*Goal*. Give the number of lines that contain the string "this", and nothing else.

------

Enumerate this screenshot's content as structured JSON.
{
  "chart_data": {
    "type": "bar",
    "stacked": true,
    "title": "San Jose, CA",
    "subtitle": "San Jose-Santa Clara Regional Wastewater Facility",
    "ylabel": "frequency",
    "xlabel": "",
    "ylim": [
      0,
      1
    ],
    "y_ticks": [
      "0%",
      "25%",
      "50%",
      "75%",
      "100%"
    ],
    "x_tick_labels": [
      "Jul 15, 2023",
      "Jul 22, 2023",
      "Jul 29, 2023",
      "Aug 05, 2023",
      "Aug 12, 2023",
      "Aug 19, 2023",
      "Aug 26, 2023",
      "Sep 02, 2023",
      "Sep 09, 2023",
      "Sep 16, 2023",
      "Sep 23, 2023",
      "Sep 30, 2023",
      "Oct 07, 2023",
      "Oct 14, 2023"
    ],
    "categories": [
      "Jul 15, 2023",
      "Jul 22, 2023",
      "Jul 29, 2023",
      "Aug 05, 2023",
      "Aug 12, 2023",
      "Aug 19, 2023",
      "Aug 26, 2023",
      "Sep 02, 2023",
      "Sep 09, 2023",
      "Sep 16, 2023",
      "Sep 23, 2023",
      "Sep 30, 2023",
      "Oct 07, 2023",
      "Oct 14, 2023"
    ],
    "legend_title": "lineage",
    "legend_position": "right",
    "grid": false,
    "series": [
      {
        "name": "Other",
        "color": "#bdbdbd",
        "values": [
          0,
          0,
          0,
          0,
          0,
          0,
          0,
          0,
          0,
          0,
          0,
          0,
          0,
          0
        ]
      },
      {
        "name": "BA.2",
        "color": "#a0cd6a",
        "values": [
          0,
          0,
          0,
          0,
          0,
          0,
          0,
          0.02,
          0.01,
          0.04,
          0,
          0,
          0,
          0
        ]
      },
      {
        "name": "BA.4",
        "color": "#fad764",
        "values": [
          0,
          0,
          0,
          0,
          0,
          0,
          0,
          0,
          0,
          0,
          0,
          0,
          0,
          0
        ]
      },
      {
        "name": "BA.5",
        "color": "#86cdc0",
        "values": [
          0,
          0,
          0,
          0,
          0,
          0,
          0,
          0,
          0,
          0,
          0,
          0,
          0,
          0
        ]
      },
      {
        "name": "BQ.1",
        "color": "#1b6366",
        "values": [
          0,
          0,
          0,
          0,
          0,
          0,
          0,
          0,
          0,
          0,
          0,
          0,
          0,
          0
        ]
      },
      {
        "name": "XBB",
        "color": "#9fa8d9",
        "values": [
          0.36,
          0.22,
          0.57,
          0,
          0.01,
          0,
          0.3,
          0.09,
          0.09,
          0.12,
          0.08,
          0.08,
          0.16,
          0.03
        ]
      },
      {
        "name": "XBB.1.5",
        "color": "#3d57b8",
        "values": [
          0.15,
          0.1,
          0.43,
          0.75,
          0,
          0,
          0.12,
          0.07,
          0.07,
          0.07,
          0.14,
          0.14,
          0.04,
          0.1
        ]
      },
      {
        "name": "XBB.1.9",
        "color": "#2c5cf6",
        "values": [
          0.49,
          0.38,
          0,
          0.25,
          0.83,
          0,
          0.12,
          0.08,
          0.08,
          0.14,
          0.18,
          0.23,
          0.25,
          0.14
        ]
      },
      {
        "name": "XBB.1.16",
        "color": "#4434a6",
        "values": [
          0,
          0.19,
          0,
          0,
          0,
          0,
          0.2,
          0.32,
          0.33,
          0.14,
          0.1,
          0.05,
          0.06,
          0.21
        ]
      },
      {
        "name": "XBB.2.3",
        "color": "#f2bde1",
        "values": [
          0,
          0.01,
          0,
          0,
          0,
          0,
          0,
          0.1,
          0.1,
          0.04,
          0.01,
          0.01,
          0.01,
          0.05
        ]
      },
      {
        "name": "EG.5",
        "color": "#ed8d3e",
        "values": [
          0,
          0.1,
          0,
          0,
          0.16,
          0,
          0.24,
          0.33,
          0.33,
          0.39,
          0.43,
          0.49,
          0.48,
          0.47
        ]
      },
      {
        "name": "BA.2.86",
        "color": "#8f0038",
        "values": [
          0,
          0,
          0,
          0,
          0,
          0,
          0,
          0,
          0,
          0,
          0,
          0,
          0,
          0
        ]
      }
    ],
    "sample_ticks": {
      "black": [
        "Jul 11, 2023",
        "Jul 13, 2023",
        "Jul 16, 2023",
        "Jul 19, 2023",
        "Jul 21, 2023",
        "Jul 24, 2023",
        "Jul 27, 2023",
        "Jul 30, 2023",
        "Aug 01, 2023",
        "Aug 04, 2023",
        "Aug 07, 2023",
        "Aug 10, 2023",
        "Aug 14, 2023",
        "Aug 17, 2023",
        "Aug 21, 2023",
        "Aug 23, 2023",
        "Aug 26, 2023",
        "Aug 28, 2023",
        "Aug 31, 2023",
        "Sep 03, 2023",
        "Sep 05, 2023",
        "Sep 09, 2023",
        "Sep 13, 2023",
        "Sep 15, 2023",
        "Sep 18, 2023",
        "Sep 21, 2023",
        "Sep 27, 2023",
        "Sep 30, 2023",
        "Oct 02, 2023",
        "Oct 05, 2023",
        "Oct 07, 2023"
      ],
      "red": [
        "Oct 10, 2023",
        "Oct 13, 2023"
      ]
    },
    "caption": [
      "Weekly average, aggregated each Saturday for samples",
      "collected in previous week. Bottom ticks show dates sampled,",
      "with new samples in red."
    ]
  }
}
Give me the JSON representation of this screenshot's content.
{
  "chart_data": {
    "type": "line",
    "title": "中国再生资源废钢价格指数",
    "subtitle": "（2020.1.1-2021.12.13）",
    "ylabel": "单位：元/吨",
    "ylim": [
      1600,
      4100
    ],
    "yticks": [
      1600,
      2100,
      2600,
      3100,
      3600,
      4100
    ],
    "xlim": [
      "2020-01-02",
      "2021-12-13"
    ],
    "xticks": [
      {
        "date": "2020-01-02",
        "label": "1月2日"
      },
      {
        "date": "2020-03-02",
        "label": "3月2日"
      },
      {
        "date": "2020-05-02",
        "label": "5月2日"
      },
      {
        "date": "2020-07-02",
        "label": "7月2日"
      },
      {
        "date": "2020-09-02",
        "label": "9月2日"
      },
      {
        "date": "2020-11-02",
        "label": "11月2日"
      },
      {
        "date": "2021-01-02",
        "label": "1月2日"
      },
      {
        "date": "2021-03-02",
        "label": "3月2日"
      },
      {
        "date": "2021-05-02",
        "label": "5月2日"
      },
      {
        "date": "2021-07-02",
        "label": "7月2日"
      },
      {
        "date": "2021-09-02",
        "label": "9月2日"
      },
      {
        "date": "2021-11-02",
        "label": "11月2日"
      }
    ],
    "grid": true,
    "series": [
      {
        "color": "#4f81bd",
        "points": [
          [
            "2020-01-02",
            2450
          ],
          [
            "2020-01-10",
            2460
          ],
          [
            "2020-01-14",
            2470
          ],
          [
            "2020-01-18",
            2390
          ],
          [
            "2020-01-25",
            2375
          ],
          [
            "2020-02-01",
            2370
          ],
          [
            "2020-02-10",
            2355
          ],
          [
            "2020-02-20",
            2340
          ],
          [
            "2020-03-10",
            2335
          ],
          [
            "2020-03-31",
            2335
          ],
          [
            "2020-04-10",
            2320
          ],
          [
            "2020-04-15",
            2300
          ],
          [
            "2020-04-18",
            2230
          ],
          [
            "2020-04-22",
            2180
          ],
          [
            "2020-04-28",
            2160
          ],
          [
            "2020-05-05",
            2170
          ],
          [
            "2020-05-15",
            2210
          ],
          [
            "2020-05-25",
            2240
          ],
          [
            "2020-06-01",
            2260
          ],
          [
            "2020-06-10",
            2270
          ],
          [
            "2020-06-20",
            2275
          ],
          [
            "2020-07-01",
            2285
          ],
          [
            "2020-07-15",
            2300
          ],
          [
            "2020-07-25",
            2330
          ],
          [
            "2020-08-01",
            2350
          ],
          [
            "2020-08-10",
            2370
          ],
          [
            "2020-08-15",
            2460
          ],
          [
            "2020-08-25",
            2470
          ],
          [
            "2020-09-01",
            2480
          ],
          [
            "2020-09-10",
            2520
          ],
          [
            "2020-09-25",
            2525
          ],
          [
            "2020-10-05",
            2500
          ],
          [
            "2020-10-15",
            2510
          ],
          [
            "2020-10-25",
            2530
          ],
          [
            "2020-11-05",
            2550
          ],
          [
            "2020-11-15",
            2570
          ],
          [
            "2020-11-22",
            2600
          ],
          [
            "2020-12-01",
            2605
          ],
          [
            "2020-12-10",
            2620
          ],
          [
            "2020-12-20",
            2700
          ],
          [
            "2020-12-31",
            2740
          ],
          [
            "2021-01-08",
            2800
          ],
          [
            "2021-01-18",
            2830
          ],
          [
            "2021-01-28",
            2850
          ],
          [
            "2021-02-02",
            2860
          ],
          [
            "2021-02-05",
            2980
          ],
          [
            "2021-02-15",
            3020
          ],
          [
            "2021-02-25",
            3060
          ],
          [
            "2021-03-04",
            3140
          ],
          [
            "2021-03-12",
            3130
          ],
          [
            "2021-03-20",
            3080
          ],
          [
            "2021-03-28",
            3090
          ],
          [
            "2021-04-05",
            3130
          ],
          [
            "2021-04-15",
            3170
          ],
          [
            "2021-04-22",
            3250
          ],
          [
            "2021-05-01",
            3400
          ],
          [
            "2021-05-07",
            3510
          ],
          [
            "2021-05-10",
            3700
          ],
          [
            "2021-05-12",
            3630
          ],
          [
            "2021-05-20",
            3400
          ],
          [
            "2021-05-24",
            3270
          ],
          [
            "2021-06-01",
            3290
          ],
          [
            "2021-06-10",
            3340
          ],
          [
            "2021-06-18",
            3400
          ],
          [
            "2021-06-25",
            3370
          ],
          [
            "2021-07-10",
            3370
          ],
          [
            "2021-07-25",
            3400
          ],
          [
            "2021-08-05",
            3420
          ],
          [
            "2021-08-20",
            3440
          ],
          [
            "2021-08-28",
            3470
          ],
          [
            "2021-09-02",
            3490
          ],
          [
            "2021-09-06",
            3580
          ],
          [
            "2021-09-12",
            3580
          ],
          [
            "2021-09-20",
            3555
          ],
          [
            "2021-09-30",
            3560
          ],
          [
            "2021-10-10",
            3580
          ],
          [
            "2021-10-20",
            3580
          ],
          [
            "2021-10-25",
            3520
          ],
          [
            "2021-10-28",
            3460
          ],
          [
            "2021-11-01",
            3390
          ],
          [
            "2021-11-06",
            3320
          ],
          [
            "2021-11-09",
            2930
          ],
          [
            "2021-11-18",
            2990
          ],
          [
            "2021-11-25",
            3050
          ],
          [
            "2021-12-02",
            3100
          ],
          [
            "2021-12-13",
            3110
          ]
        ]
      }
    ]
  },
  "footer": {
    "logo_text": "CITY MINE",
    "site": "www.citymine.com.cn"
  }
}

------

*Response to the task*. 2